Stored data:
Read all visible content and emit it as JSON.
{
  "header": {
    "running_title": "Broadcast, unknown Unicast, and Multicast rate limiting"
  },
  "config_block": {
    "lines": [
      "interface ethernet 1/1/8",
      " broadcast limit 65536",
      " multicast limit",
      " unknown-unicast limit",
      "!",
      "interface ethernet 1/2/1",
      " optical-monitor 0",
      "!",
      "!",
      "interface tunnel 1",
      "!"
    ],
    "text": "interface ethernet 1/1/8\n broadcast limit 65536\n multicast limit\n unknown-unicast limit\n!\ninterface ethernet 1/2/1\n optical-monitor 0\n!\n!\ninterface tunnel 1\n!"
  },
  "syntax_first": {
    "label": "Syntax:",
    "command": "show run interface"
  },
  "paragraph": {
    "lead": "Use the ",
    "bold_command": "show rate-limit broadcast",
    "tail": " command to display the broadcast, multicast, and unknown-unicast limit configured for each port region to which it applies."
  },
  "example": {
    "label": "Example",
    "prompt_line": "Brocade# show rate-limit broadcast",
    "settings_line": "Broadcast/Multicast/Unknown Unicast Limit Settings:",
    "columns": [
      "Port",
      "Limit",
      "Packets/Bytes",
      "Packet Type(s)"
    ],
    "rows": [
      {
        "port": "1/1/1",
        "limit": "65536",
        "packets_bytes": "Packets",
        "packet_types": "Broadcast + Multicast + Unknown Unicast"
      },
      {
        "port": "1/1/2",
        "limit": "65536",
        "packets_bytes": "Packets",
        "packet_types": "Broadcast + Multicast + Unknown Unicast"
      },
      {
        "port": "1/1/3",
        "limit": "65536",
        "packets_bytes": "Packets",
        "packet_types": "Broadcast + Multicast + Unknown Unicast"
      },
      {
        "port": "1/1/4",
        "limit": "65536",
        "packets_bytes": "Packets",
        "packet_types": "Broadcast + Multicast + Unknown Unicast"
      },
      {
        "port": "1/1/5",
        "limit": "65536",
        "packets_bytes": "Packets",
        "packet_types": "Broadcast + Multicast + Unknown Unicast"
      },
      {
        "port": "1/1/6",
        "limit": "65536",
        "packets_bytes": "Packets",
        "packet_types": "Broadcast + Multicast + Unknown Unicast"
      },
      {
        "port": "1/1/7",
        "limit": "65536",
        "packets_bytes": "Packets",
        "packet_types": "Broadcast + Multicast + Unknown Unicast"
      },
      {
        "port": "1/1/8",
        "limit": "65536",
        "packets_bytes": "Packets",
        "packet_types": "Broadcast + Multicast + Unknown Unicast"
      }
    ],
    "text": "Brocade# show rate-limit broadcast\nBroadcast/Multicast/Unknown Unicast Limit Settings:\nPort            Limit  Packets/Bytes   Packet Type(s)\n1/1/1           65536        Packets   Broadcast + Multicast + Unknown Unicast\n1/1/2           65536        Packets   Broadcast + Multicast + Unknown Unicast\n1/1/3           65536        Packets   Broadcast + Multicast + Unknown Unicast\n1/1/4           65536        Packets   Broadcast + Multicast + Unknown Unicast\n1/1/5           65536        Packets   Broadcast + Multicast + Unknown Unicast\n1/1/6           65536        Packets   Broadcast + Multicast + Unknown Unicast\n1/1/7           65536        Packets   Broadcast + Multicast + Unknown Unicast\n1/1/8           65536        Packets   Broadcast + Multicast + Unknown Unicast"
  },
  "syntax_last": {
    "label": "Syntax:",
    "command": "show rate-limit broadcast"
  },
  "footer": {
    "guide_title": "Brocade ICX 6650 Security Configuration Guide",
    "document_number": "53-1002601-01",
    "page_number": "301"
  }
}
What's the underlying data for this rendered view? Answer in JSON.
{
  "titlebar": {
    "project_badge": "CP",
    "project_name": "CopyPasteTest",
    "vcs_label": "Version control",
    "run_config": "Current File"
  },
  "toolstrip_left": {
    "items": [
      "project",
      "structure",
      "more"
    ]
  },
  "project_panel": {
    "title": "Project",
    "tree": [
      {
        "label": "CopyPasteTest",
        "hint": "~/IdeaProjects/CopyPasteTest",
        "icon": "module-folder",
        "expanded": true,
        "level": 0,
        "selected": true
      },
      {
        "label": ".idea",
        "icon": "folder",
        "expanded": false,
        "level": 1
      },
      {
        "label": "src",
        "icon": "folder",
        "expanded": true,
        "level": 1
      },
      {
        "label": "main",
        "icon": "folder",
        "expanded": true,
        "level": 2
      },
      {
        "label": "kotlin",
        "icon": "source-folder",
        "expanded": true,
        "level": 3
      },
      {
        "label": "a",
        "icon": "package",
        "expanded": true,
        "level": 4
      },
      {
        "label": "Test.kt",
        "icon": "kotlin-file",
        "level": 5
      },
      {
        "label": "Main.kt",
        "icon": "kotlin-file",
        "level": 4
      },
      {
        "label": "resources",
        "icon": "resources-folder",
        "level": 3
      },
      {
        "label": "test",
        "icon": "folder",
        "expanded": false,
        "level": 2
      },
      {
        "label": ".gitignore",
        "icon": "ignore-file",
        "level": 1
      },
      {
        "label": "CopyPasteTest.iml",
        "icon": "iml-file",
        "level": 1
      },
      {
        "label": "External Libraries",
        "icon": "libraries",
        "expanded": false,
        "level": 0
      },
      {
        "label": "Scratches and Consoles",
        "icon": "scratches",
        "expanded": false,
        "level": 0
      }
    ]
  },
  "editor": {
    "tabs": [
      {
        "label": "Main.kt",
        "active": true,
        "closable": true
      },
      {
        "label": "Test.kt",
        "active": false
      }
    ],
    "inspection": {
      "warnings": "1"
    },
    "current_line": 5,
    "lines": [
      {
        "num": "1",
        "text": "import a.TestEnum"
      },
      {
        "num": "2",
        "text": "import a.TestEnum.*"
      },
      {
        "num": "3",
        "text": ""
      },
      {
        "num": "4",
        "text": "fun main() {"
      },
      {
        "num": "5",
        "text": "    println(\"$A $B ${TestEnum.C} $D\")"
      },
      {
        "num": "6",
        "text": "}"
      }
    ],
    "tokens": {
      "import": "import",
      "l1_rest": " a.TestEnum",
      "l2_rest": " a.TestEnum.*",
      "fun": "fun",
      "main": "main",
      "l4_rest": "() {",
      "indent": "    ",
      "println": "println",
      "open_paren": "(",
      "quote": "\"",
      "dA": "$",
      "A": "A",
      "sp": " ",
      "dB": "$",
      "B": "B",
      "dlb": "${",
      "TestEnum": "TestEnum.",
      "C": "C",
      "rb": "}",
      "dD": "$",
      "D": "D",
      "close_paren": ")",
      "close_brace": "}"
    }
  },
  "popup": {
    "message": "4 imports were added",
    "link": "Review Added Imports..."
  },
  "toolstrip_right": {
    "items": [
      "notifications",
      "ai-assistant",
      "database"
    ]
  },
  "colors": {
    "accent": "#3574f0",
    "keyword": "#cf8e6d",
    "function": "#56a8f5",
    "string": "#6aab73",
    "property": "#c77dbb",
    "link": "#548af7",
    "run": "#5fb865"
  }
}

Work to complete:
Reproduce the listing shown above in its entirety, exactly.

Completed exercise:
Read all visible content and emit it as JSON.
{
  "header": {
    "running_title": "Broadcast, unknown Unicast, and Multicast rate limiting"
  },
  "config_block": {
    "lines": [
      "interface ethernet 1/1/8",
      " broadcast limit 65536",
      " multicast limit",
      " unknown-unicast limit",
      "!",
      "interface ethernet 1/2/1",
      " optical-monitor 0",
      "!",
      "!",
      "interface tunnel 1",
      "!"
    ],
    "text": "interface ethernet 1/1/8\n broadcast limit 65536\n multicast limit\n unknown-unicast limit\n!\ninterface ethernet 1/2/1\n optical-monitor 0\n!\n!\ninterface tunnel 1\n!"
  },
  "syntax_first": {
    "label": "Syntax:",
    "command": "show run interface"
  },
  "paragraph": {
    "lead": "Use the ",
    "bold_command": "show rate-limit broadcast",
    "tail": " command to display the broadcast, multicast, and unknown-unicast limit configured for each port region to which it applies."
  },
  "example": {
    "label": "Example",
    "prompt_line": "Brocade# show rate-limit broadcast",
    "settings_line": "Broadcast/Multicast/Unknown Unicast Limit Settings:",
    "columns": [
      "Port",
      "Limit",
      "Packets/Bytes",
      "Packet Type(s)"
    ],
    "rows": [
      {
        "port": "1/1/1",
        "limit": "65536",
        "packets_bytes": "Packets",
        "packet_types": "Broadcast + Multicast + Unknown Unicast"
      },
      {
        "port": "1/1/2",
        "limit": "65536",
        "packets_bytes": "Packets",
        "packet_types": "Broadcast + Multicast + Unknown Unicast"
      },
      {
        "port": "1/1/3",
        "limit": "65536",
        "packets_bytes": "Packets",
        "packet_types": "Broadcast + Multicast + Unknown Unicast"
      },
      {
        "port": "1/1/4",
        "limit": "65536",
        "packets_bytes": "Packets",
        "packet_types": "Broadcast + Multicast + Unknown Unicast"
      },
      {
        "port": "1/1/5",
        "limit": "65536",
        "packets_bytes": "Packets",
        "packet_types": "Broadcast + Multicast + Unknown Unicast"
      },
      {
        "port": "1/1/6",
        "limit": "65536",
        "packets_bytes": "Packets",
        "packet_types": "Broadcast + Multicast + Unknown Unicast"
      },
      {
        "port": "1/1/7",
        "limit": "65536",
        "packets_bytes": "Packets",
        "packet_types": "Broadcast + Multicast + Unknown Unicast"
      },
      {
        "port": "1/1/8",
        "limit": "65536",
        "packets_bytes": "Packets",
        "packet_types": "Broadcast + Multicast + Unknown Unicast"
      }
    ],
    "text": "Brocade# show rate-limit broadcast\nBroadcast/Multicast/Unknown Unicast Limit Settings:\nPort            Limit  Packets/Bytes   Packet Type(s)\n1/1/1           65536        Packets   Broadcast + Multicast + Unknown Unicast\n1/1/2           65536        Packets   Broadcast + Multicast + Unknown Unicast\n1/1/3           65536        Packets   Broadcast + Multicast + Unknown Unicast\n1/1/4           65536        Packets   Broadcast + Multicast + Unknown Unicast\n1/1/5           65536        Packets   Broadcast + Multicast + Unknown Unicast\n1/1/6           65536        Packets   Broadcast + Multicast + Unknown Unicast\n1/1/7           65536        Packets   Broadcast + Multicast + Unknown Unicast\n1/1/8           65536        Packets   Broadcast + Multicast + Unknown Unicast"
  },
  "syntax_last": {
    "label": "Syntax:",
    "command": "show rate-limit broadcast"
  },
  "footer": {
    "guide_title": "Brocade ICX 6650 Security Configuration Guide",
    "document_number": "53-1002601-01",
    "page_number": "301"
  }
}
What's the underlying data for this rendered view? Answer in JSON.
{
  "titlebar": {
    "project_badge": "CP",
    "project_name": "CopyPasteTest",
    "vcs_label": "Version control",
    "run_config": "Current File"
  },
  "toolstrip_left": {
    "items": [
      "project",
      "structure",
      "more"
    ]
  },
  "project_panel": {
    "title": "Project",
    "tree": [
      {
        "label": "CopyPasteTest",
        "hint": "~/IdeaProjects/CopyPasteTest",
        "icon": "module-folder",
        "expanded": true,
        "level": 0,
        "selected": true
      },
      {
        "label": ".idea",
        "icon": "folder",
        "expanded": false,
        "level": 1
      },
      {
        "label": "src",
        "icon": "folder",
        "expanded": true,
        "level": 1
      },
      {
        "label": "main",
        "icon": "folder",
        "expanded": true,
        "level": 2
      },
      {
        "label": "kotlin",
        "icon": "source-folder",
        "expanded": true,
        "level": 3
      },
      {
        "label": "a",
        "icon": "package",
        "expanded": true,
        "level": 4
      },
      {
        "label": "Test.kt",
        "icon": "kotlin-file",
        "level": 5
      },
      {
        "label": "Main.kt",
        "icon": "kotlin-file",
        "level": 4
      },
      {
        "label": "resources",
        "icon": "resources-folder",
        "level": 3
      },
      {
        "label": "test",
        "icon": "folder",
        "expanded": false,
        "level": 2
      },
      {
        "label": ".gitignore",
        "icon": "ignore-file",
        "level": 1
      },
      {
        "label": "CopyPasteTest.iml",
        "icon": "iml-file",
        "level": 1
      },
      {
        "label": "External Libraries",
        "icon": "libraries",
        "expanded": false,
        "level": 0
      },
      {
        "label": "Scratches and Consoles",
        "icon": "scratches",
        "expanded": false,
        "level": 0
      }
    ]
  },
  "editor": {
    "tabs": [
      {
        "label": "Main.kt",
        "active": true,
        "closable": true
      },
      {
        "label": "Test.kt",
        "active": false
      }
    ],
    "inspection": {
      "warnings": "1"
    },
    "current_line": 5,
    "lines": [
      {
        "num": "1",
        "text": "import a.TestEnum"
      },
      {
        "num": "2",
        "text": "import a.TestEnum.*"
      },
      {
        "num": "3",
        "text": ""
      },
      {
        "num": "4",
        "text": "fun main() {"
      },
      {
        "num": "5",
        "text": "    println(\"$A $B ${TestEnum.C} $D\")"
      },
      {
        "num": "6",
        "text": "}"
      }
    ],
    "tokens": {
      "import": "import",
      "l1_rest": " a.TestEnum",
      "l2_rest": " a.TestEnum.*",
      "fun": "fun",
      "main": "main",
      "l4_rest": "() {",
      "indent": "    ",
      "println": "println",
      "open_paren": "(",
      "quote": "\"",
      "dA": "$",
      "A": "A",
      "sp": " ",
      "dB": "$",
      "B": "B",
      "dlb": "${",
      "TestEnum": "TestEnum.",
      "C": "C",
      "rb": "}",
      "dD": "$",
      "D": "D",
      "close_paren": ")",
      "close_brace": "}"
    }
  },
  "popup": {
    "message": "4 imports were added",
    "link": "Review Added Imports..."
  },
  "toolstrip_right": {
    "items": [
      "notifications",
      "ai-assistant",
      "database"
    ]
  },
  "colors": {
    "accent": "#3574f0",
    "keyword": "#cf8e6d",
    "function": "#56a8f5",
    "string": "#6aab73",
    "property": "#c77dbb",
    "link": "#548af7",
    "run": "#5fb865"
  }
}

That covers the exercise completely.